Saved entries >>
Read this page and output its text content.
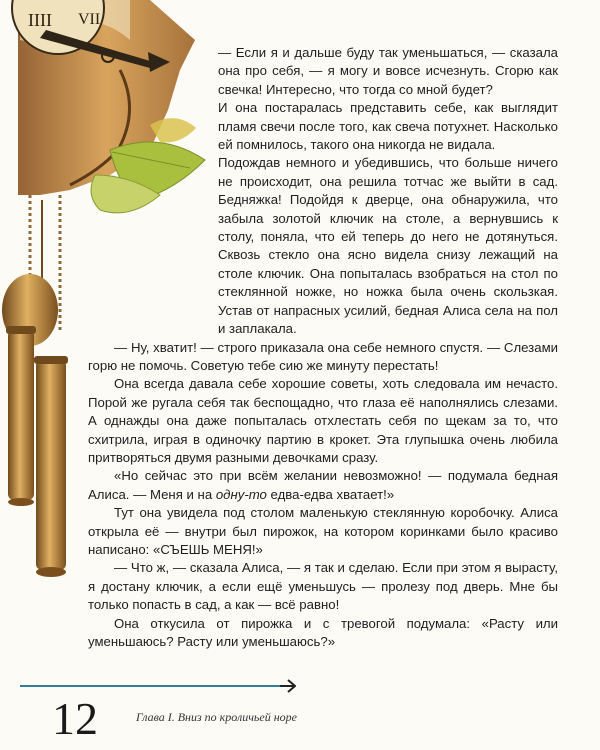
IIII VII

— Если я и дальше буду так уменьшаться, — сказала она про себя, — я могу и вовсе исчезнуть. Сгорю как свечка! Интересно, что тогда со мной будет?

И она постаралась представить себе, как выглядит пламя свечи после того, как свеча потухнет. Насколько ей помнилось, такого она никогда не видала.

Подождав немного и убедившись, что больше ничего не происходит, она решила тотчас же выйти в сад. Бедняжка! Подойдя к дверце, она обнаружила, что забыла золотой ключик на столе, а вернувшись к столу, поняла, что ей теперь до него не дотянуться. Сквозь стекло она ясно видела снизу лежащий на столе ключик. Она попыталась взобраться на стол по стеклянной ножке, но ножка была очень скользкая. Устав от напрасных усилий, бедная Алиса села на пол и заплакала.

— Ну, хватит! — строго приказала она себе немного спустя. — Слезами горю не помочь. Советую тебе сию же минуту перестать!

Она всегда давала себе хорошие советы, хоть следовала им нечасто. Порой же ругала себя так беспощадно, что глаза её наполнялись слезами. А однажды она даже попыталась отхлестать себя по щекам за то, что схитрила, играя в одиночку партию в крокет. Эта глупышка очень любила притворяться двумя разными девочками сразу.

«Но сейчас это при всём желании невозможно! — подумала бедная Алиса. — Меня и на одну-то едва-едва хватает!»

Тут она увидела под столом маленькую стеклянную коробочку. Алиса открыла её — внутри был пирожок, на котором коринками было красиво написано: «СЪЕШЬ МЕНЯ!»

— Что ж, — сказала Алиса, — я так и сделаю. Если при этом я вырасту, я достану ключик, а если ещё уменьшусь — пролезу под дверь. Мне бы только попасть в сад, а как — всё равно!

Она откусила от пирожка и с тревогой подумала: «Расту или уменьшаюсь? Расту или уменьшаюсь?»

12	Глава I. Вниз по кроличьей норе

Task directions >>
On how many lines does the word "ключик" appear? Answer with only the number.

Solution below >>
2